[Collection entries]
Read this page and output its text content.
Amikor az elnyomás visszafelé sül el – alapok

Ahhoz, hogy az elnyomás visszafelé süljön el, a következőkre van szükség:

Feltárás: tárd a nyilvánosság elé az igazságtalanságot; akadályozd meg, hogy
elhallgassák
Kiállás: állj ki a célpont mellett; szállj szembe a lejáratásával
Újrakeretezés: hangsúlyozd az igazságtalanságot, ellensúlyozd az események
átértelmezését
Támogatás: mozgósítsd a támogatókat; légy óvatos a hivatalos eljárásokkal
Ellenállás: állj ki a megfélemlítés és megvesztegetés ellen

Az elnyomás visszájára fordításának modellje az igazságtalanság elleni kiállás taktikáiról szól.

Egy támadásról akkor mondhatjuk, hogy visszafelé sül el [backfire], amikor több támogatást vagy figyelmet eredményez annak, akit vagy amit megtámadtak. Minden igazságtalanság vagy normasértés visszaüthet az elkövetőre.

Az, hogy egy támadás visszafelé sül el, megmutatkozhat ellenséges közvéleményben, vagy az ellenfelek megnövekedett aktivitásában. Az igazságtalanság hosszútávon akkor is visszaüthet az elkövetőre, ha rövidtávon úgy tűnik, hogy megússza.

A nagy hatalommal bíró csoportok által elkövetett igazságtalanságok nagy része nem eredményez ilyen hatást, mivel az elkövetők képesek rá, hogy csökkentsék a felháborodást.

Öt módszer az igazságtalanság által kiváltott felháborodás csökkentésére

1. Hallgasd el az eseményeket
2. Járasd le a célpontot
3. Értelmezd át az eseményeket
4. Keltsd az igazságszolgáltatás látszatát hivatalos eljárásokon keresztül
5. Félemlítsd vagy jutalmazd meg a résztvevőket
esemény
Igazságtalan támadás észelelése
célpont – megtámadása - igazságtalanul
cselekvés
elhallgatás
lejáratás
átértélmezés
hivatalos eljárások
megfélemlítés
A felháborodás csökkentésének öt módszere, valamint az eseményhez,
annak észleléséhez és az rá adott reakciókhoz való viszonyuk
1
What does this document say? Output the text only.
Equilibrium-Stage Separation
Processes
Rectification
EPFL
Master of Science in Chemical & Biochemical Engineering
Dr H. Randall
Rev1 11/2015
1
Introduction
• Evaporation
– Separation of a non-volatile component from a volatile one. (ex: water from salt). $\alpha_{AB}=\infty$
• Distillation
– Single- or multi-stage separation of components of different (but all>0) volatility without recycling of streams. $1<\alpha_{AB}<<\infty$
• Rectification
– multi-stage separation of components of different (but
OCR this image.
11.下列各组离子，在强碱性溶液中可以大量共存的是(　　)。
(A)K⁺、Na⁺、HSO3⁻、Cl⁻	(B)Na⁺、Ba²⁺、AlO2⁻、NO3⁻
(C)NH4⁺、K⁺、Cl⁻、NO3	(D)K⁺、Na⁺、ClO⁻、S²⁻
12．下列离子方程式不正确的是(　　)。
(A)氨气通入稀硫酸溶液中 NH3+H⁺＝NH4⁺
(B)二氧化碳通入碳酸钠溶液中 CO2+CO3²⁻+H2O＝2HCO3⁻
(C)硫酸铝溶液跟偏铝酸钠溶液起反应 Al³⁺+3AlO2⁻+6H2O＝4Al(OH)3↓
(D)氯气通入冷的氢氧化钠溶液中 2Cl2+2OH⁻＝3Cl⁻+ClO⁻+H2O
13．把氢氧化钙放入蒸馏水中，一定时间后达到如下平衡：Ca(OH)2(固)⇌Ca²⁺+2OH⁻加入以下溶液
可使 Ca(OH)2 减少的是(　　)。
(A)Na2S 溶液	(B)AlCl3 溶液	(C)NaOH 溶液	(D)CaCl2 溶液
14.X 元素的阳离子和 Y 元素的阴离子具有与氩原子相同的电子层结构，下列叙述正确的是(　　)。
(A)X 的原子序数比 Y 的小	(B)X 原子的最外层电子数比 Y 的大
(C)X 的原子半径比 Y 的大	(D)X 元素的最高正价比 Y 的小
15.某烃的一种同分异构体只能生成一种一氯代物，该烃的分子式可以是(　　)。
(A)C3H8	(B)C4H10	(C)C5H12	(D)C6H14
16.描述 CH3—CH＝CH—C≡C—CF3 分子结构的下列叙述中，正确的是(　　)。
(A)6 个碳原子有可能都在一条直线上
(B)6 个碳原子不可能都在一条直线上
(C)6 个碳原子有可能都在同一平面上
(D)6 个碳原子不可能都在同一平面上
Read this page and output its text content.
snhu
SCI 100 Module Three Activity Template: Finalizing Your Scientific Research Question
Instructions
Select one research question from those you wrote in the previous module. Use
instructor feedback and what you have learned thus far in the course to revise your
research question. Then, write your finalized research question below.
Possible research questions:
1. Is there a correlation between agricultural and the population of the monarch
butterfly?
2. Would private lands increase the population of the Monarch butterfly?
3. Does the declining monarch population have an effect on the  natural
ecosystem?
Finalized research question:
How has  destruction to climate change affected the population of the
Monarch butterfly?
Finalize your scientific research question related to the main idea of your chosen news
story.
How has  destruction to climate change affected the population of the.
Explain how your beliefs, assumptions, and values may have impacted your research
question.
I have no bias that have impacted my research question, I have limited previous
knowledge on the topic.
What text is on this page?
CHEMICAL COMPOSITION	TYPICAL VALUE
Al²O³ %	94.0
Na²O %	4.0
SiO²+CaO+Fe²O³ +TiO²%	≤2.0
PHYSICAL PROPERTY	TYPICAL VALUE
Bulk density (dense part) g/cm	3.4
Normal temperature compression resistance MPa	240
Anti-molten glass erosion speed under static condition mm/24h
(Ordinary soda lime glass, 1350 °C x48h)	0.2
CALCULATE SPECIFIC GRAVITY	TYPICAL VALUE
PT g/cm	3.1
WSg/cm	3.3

DESCRIPTION OF THE TASK =
Give back the whole listing exactly as it reads.

ANSWER FOR THIS EXERCISE =
Read this page and output its text content.
Amikor az elnyomás visszafelé sül el – alapok

Ahhoz, hogy az elnyomás visszafelé süljön el, a következőkre van szükség:

Feltárás: tárd a nyilvánosság elé az igazságtalanságot; akadályozd meg, hogy
elhallgassák
Kiállás: állj ki a célpont mellett; szállj szembe a lejáratásával
Újrakeretezés: hangsúlyozd az igazságtalanságot, ellensúlyozd az események
átértelmezését
Támogatás: mozgósítsd a támogatókat; légy óvatos a hivatalos eljárásokkal
Ellenállás: állj ki a megfélemlítés és megvesztegetés ellen

Az elnyomás visszájára fordításának modellje az igazságtalanság elleni kiállás taktikáiról szól.

Egy támadásról akkor mondhatjuk, hogy visszafelé sül el [backfire], amikor több támogatást vagy figyelmet eredményez annak, akit vagy amit megtámadtak. Minden igazságtalanság vagy normasértés visszaüthet az elkövetőre.

Az, hogy egy támadás visszafelé sül el, megmutatkozhat ellenséges közvéleményben, vagy az ellenfelek megnövekedett aktivitásában. Az igazságtalanság hosszútávon akkor is visszaüthet az elkövetőre, ha rövidtávon úgy tűnik, hogy megússza.

A nagy hatalommal bíró csoportok által elkövetett igazságtalanságok nagy része nem eredményez ilyen hatást, mivel az elkövetők képesek rá, hogy csökkentsék a felháborodást.

Öt módszer az igazságtalanság által kiváltott felháborodás csökkentésére

1. Hallgasd el az eseményeket
2. Járasd le a célpontot
3. Értelmezd át az eseményeket
4. Keltsd az igazságszolgáltatás látszatát hivatalos eljárásokon keresztül
5. Félemlítsd vagy jutalmazd meg a résztvevőket
esemény
Igazságtalan támadás észelelése
célpont – megtámadása - igazságtalanul
cselekvés
elhallgatás
lejáratás
átértélmezés
hivatalos eljárások
megfélemlítés
A felháborodás csökkentésének öt módszere, valamint az eseményhez,
annak észleléséhez és az rá adott reakciókhoz való viszonyuk
1
What does this document say? Output the text only.
Equilibrium-Stage Separation
Processes
Rectification
EPFL
Master of Science in Chemical & Biochemical Engineering
Dr H. Randall
Rev1 11/2015
1
Introduction
• Evaporation
– Separation of a non-volatile component from a volatile one. (ex: water from salt). $\alpha_{AB}=\infty$
• Distillation
– Single- or multi-stage separation of components of different (but all>0) volatility without recycling of streams. $1<\alpha_{AB}<<\infty$
• Rectification
– multi-stage separation of components of different (but
OCR this image.
11.下列各组离子，在强碱性溶液中可以大量共存的是(　　)。
(A)K⁺、Na⁺、HSO3⁻、Cl⁻	(B)Na⁺、Ba²⁺、AlO2⁻、NO3⁻
(C)NH4⁺、K⁺、Cl⁻、NO3	(D)K⁺、Na⁺、ClO⁻、S²⁻
12．下列离子方程式不正确的是(　　)。
(A)氨气通入稀硫酸溶液中 NH3+H⁺＝NH4⁺
(B)二氧化碳通入碳酸钠溶液中 CO2+CO3²⁻+H2O＝2HCO3⁻
(C)硫酸铝溶液跟偏铝酸钠溶液起反应 Al³⁺+3AlO2⁻+6H2O＝4Al(OH)3↓
(D)氯气通入冷的氢氧化钠溶液中 2Cl2+2OH⁻＝3Cl⁻+ClO⁻+H2O
13．把氢氧化钙放入蒸馏水中，一定时间后达到如下平衡：Ca(OH)2(固)⇌Ca²⁺+2OH⁻加入以下溶液
可使 Ca(OH)2 减少的是(　　)。
(A)Na2S 溶液	(B)AlCl3 溶液	(C)NaOH 溶液	(D)CaCl2 溶液
14.X 元素的阳离子和 Y 元素的阴离子具有与氩原子相同的电子层结构，下列叙述正确的是(　　)。
(A)X 的原子序数比 Y 的小	(B)X 原子的最外层电子数比 Y 的大
(C)X 的原子半径比 Y 的大	(D)X 元素的最高正价比 Y 的小
15.某烃的一种同分异构体只能生成一种一氯代物，该烃的分子式可以是(　　)。
(A)C3H8	(B)C4H10	(C)C5H12	(D)C6H14
16.描述 CH3—CH＝CH—C≡C—CF3 分子结构的下列叙述中，正确的是(　　)。
(A)6 个碳原子有可能都在一条直线上
(B)6 个碳原子不可能都在一条直线上
(C)6 个碳原子有可能都在同一平面上
(D)6 个碳原子不可能都在同一平面上
Read this page and output its text content.
snhu
SCI 100 Module Three Activity Template: Finalizing Your Scientific Research Question
Instructions
Select one research question from those you wrote in the previous module. Use
instructor feedback and what you have learned thus far in the course to revise your
research question. Then, write your finalized research question below.
Possible research questions:
1. Is there a correlation between agricultural and the population of the monarch
butterfly?
2. Would private lands increase the population of the Monarch butterfly?
3. Does the declining monarch population have an effect on the  natural
ecosystem?
Finalized research question:
How has  destruction to climate change affected the population of the
Monarch butterfly?
Finalize your scientific research question related to the main idea of your chosen news
story.
How has  destruction to climate change affected the population of the.
Explain how your beliefs, assumptions, and values may have impacted your research
question.
I have no bias that have impacted my research question, I have limited previous
knowledge on the topic.
What text is on this page?
CHEMICAL COMPOSITION	TYPICAL VALUE
Al²O³ %	94.0
Na²O %	4.0
SiO²+CaO+Fe²O³ +TiO²%	≤2.0
PHYSICAL PROPERTY	TYPICAL VALUE
Bulk density (dense part) g/cm	3.4
Normal temperature compression resistance MPa	240
Anti-molten glass erosion speed under static condition mm/24h
(Ordinary soda lime glass, 1350 °C x48h)	0.2
CALCULATE SPECIFIC GRAVITY	TYPICAL VALUE
PT g/cm	3.1
WSg/cm	3.3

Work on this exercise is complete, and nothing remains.